*WHAT YOU NEED TO DO:*
Your answer should be a single number: how many lines in the data below hold the string "Server".

*MATERIAL FOR THE TASK:*
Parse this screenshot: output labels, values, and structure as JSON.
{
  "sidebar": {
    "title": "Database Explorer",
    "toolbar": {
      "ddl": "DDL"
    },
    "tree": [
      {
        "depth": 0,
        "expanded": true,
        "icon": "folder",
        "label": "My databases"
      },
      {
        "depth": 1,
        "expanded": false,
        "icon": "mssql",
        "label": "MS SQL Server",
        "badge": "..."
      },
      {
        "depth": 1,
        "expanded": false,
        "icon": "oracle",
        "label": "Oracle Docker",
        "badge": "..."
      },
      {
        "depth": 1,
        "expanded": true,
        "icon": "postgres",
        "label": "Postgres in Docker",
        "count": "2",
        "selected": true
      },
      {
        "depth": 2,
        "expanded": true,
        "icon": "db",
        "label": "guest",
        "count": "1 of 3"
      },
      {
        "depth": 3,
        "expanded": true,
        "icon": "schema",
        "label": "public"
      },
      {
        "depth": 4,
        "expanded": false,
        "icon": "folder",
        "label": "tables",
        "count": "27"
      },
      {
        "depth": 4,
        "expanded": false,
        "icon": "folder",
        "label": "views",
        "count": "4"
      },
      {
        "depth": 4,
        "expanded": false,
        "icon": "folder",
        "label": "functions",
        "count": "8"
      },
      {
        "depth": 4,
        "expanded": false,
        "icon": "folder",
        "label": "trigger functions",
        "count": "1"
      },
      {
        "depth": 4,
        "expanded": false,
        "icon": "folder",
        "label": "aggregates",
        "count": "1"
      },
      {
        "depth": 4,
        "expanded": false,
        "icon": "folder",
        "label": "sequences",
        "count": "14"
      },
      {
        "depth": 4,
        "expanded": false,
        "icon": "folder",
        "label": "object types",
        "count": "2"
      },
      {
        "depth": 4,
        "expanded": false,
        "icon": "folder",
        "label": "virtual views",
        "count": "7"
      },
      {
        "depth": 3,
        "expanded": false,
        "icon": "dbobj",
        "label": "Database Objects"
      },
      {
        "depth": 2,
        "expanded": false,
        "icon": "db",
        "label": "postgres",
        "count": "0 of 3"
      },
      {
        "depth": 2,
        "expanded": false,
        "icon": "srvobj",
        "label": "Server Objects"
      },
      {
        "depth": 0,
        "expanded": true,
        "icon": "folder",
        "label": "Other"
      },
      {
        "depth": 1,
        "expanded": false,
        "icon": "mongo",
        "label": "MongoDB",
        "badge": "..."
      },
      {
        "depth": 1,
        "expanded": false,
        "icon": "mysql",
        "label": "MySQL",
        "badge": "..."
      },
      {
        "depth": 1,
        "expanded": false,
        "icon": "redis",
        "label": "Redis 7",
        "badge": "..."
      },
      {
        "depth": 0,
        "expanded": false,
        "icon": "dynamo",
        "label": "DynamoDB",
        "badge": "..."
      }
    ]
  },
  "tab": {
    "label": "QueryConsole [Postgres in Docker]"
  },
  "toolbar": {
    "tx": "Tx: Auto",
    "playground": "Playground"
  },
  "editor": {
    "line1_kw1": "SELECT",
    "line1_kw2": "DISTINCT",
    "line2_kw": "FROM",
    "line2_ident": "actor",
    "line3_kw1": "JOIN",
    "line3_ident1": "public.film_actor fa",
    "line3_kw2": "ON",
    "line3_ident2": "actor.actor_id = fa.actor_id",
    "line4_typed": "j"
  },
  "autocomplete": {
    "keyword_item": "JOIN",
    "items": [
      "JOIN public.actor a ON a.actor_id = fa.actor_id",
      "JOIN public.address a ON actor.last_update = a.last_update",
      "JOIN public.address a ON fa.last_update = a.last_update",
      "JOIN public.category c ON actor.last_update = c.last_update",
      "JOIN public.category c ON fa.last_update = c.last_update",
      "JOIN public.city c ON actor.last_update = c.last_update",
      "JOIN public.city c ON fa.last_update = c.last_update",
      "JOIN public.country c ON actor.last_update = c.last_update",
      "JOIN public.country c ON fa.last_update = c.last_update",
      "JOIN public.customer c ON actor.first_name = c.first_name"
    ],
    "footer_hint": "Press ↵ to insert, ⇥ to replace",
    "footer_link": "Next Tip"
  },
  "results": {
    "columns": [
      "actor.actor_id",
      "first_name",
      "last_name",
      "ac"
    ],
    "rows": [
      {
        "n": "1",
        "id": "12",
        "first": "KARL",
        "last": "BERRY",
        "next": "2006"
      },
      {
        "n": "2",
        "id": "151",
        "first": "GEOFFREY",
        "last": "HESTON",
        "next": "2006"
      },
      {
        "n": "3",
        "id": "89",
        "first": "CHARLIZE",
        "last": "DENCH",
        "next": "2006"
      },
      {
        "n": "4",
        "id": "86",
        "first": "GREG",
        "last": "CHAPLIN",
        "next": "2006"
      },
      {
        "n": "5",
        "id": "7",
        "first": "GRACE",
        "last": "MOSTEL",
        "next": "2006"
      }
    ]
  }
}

*SOLUTION TO THIS TASK:*
2